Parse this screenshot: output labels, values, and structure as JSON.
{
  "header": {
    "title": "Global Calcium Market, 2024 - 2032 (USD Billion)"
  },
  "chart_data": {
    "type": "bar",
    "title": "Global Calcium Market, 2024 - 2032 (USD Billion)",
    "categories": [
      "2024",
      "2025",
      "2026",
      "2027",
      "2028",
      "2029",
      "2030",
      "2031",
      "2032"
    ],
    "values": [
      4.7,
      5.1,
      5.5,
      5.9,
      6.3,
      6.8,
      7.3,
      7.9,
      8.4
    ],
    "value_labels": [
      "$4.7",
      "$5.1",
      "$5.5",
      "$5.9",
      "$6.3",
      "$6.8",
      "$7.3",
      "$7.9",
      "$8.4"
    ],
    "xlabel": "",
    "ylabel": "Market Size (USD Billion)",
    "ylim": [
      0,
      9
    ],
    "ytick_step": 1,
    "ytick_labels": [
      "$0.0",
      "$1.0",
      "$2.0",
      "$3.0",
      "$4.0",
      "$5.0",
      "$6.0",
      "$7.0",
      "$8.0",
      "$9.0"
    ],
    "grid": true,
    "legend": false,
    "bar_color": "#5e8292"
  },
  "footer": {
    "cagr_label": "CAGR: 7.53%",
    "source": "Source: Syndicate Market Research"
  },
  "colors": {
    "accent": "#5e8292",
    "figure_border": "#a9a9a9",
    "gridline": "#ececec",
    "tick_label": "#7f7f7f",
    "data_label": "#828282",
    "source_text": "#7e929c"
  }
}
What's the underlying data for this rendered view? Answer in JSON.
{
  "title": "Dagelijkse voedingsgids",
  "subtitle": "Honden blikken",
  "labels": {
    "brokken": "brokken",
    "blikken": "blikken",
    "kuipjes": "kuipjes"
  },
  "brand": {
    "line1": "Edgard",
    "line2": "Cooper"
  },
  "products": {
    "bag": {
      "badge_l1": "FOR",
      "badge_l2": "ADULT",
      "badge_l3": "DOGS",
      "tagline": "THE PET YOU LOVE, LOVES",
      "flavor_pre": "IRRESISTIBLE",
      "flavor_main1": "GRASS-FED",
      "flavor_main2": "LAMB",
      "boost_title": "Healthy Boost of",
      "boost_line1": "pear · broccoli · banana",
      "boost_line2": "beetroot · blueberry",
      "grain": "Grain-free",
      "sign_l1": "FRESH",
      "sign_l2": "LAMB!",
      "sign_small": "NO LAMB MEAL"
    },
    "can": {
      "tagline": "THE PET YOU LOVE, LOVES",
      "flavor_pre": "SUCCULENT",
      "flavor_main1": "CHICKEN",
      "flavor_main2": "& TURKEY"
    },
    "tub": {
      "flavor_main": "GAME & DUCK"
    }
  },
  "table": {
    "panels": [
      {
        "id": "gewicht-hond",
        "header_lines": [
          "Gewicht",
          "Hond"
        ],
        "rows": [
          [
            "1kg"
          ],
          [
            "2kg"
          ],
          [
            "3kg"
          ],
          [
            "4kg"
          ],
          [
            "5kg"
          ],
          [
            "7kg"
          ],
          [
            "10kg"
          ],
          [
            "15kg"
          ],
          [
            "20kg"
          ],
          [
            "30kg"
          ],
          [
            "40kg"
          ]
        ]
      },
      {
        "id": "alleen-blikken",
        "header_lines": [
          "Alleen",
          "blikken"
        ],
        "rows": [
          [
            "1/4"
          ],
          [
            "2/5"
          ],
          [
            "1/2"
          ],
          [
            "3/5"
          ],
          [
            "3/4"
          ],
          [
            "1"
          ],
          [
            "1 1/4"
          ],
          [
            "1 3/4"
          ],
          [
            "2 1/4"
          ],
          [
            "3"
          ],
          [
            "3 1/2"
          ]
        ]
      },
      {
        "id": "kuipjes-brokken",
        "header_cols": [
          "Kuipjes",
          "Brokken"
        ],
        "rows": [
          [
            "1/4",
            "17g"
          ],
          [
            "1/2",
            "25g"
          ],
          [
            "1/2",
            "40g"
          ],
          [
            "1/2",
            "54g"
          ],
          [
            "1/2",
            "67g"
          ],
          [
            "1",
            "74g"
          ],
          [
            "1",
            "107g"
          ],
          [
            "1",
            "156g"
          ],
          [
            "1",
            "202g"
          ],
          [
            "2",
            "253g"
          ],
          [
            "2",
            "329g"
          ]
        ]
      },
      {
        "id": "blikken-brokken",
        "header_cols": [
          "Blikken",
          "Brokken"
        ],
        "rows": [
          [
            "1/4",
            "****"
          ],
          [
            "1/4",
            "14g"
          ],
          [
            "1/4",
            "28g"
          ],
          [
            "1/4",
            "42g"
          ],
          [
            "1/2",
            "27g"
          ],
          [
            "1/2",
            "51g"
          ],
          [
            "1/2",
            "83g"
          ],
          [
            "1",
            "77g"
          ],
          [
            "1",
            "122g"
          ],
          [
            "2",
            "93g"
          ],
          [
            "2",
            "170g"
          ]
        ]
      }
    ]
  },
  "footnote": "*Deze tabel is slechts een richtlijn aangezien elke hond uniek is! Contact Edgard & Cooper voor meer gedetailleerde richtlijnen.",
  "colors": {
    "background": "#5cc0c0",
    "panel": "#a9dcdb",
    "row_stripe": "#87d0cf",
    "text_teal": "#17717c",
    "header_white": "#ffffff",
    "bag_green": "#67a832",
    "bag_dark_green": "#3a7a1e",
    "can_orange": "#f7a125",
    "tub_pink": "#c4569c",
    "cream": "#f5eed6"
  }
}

Stated exercise: Where a line of the data holds "Calcium", show that line.

Expected answer:
    "title": "Global Calcium Market, 2024 - 2032 (USD Billion)"
    "title": "Global Calcium Market, 2024 - 2032 (USD Billion)",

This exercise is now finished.